[[ GIVEN PASSAGE open ]]

Following on from my post about trembling, this week is a solemn one for reasons that we're all too familiar with - it's that time of year where we remember the slaughter of human life in the names of our nations and yet something that we never quite seem to remember in current affairs. There always seems to be a conflict somewhere or other, that which ought be the final resulotion often is anything but. Anyway - this isn't the place for politics...right now.
Earlier this year I was privileged to be appointed organist for the Church of St Michael and All Angels, Yeovil and to help bring society back together in a Covid and post-Covid world, we founded Music at St Michael's - a new community musical endeavour in one of the largest and least well-off parishes in the entirety of the UK. In three stages, we would bring music to the people of these neighbourhoods affordably and accessibly - Stage One would see the launch of an exciting new community-led adult choir, peforming quality music with singers trained in choral excellence.
Having smashed our £3k founding target, the choir's first major service was for Remembrance Sunday this year, where they would sing Mozart's Ave Verum Corpus (regarded by some as the most beautiful piece of music ever written) and my own motet For the Fallen, written especially for this choir this service (although probably not regarded as the most beautiful piece of music ever written). On Friday 5th November, our rehearsal coincided with Bonfire Night; and as we slowly sang those well-known words of Laurence Binyon:
'They shall grow not old as we that are left grow old.
Age shall not weary them, nor the years condemn.
At the going down of the sun and in the morning:
We will remember them'
the booms burst above. Flashing explosions echoed the light through the stained glass, illuminating us with dashes of angry flames. The imagery was not lost on any one of the twelve present. In that moment church walls were stripped away - there was just us and cannons interjecting, determined to rob the peace as a thief in the night. The shrill screamers wailed and rained. Laura, our soloist, fought bravely, refusing to surrender the melody. A moment of silence as morning broke within the work and minor became major. As we approached the close of the peace, the harmony began to settle once more and a lone tenor echoed the wail of the screamer seconds previously.
A while ago, I talked about coming fulll circle and I find myself reflecting on my memories of Remembrance Day throughout my life. Some twenty-three years ago, I remember our headmaster angrily demanding of any pupil not wearing their poppy, "where is it? You should be wearing it!" Only seven years after that, on Christmas Day 2006, I took up my first post as Director of Music for St Nicholas' Church, Child Okeford, Dorset. It was a distinctive church - famed for holding the organ on which Sir Arthur Sullivan's Onward, Christan Soldiers was first performed (Giles, 1998), having been written while staying with his friend Gertude at Hanford House (Ashley & Ashley, 1984), now the Hanford School for Girls - and one had to pass by the prominent village memorial to lives lost in the Great Wars to get to it. My first Remembrance Day there as organist I felt a sudden weight and responsibility for the people under my command - the members of my first choir. It was not long after the death of Viv, barely a few weeks into the job I was breaking the news of the loss of one of our own to the other members. I recall feeling the burden of responsibility on the shoulders of a young teenager and questioning whether I was truly ready.

[[ GIVEN PASSAGE closed ]]

__WORK INSTRUCTIONS__.
**A.** Return the blog post above from "Age shall not" down to "screamer seconds previously.", word for word.
**B.** According to the blog post, which two pieces was the choir to sing at its first major service on Remembrance Sunday?

[[ DATA RECORDS open ]]

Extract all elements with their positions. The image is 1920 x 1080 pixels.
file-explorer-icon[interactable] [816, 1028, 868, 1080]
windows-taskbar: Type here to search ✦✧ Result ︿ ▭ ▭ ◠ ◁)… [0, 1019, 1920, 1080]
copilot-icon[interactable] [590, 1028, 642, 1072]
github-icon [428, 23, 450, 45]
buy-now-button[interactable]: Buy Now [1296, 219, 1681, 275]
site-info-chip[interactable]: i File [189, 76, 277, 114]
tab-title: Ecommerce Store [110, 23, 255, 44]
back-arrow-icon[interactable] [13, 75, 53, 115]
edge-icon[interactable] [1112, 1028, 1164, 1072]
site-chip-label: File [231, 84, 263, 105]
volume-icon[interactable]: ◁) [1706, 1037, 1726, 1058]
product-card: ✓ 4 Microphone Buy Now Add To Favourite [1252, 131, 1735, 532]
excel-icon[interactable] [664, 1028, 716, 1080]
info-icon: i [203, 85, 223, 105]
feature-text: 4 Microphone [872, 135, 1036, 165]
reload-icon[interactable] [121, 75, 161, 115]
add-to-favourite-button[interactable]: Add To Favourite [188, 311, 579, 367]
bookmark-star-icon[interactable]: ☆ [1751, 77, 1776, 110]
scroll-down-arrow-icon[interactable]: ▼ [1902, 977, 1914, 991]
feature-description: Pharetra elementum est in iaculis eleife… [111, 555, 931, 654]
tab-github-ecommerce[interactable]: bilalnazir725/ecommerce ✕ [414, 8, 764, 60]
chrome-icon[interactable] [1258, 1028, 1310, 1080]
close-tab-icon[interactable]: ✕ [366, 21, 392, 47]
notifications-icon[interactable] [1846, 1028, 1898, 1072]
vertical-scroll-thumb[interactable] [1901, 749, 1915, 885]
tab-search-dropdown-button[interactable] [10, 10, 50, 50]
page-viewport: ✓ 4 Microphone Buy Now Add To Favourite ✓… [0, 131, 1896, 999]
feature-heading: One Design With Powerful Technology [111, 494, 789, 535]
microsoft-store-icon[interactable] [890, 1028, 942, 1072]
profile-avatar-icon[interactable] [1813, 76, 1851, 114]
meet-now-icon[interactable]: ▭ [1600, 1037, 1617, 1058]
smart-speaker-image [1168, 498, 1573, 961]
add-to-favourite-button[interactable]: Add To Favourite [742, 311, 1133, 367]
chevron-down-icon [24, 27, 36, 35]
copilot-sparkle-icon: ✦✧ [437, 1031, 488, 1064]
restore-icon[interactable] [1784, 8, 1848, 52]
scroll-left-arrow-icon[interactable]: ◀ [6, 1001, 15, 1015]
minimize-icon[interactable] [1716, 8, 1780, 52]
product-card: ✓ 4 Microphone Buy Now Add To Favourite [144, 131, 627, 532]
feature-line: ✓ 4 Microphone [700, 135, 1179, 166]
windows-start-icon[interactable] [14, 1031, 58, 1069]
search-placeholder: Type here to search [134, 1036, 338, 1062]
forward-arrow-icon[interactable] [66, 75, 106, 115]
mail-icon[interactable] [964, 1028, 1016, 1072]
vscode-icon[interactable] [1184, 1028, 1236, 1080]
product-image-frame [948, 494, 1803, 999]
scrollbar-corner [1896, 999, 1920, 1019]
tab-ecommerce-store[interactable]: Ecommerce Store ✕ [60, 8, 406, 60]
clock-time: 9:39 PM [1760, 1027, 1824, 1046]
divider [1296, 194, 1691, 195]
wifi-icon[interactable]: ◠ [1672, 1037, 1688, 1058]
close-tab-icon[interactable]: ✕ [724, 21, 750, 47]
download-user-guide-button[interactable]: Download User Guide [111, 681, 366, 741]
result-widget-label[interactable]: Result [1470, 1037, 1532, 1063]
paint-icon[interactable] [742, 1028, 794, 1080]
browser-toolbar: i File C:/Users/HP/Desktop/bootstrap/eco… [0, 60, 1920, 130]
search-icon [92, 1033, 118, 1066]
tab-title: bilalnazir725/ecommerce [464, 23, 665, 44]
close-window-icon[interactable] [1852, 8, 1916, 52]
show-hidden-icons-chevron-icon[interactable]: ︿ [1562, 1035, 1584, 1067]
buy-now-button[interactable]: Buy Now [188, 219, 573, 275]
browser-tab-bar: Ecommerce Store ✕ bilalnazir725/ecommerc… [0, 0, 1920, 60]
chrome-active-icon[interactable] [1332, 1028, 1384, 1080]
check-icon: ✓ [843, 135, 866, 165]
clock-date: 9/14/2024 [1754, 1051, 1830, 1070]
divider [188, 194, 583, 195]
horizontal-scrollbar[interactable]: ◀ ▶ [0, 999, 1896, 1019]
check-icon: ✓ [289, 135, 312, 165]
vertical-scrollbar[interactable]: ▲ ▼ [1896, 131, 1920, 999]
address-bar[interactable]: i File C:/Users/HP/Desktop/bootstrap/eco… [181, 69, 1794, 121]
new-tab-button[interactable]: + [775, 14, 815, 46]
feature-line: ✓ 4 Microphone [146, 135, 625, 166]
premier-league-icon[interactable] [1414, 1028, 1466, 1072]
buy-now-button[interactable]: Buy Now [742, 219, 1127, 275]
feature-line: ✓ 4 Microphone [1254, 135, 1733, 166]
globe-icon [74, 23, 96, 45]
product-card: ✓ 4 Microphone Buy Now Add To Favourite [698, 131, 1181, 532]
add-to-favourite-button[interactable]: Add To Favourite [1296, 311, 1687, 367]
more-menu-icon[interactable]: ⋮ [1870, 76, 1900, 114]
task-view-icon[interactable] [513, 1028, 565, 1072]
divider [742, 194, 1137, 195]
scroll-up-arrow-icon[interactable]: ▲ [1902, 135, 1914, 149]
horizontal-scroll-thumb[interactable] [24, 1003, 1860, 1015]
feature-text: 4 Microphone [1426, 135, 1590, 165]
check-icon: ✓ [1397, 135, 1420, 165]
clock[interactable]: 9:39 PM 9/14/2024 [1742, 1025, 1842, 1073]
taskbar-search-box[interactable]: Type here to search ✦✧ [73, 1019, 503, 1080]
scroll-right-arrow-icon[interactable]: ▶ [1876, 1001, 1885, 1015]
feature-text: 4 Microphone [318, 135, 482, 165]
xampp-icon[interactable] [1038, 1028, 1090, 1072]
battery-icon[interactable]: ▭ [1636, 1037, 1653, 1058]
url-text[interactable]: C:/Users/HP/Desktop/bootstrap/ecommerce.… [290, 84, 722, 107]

[[ DATA RECORDS closed ]]

__RESPONSES IN ORDER__.
**A.**
Age shall not weary them, nor the years condemn.
At the going down of the sun and in the morning:
We will remember them'
the booms burst above. Flashing explosions echoed the light through the stained glass, illuminating us with dashes of angry flames. The imagery was not lost on any one of the twelve present. In that moment church walls were stripped away - there was just us and cannons interjecting, determined to rob the peace as a thief in the night. The shrill screamers wailed and rained. Laura, our soloist, fought bravely, refusing to surrender the melody. A moment of silence as morning broke within the work and minor became major. As we approached the close of the peace, the harmony began to settle once more and a lone tenor echoed the wail of the screamer seconds previously.

**B.** Mozart's Ave Verum Corpus and the motet For the Fallen.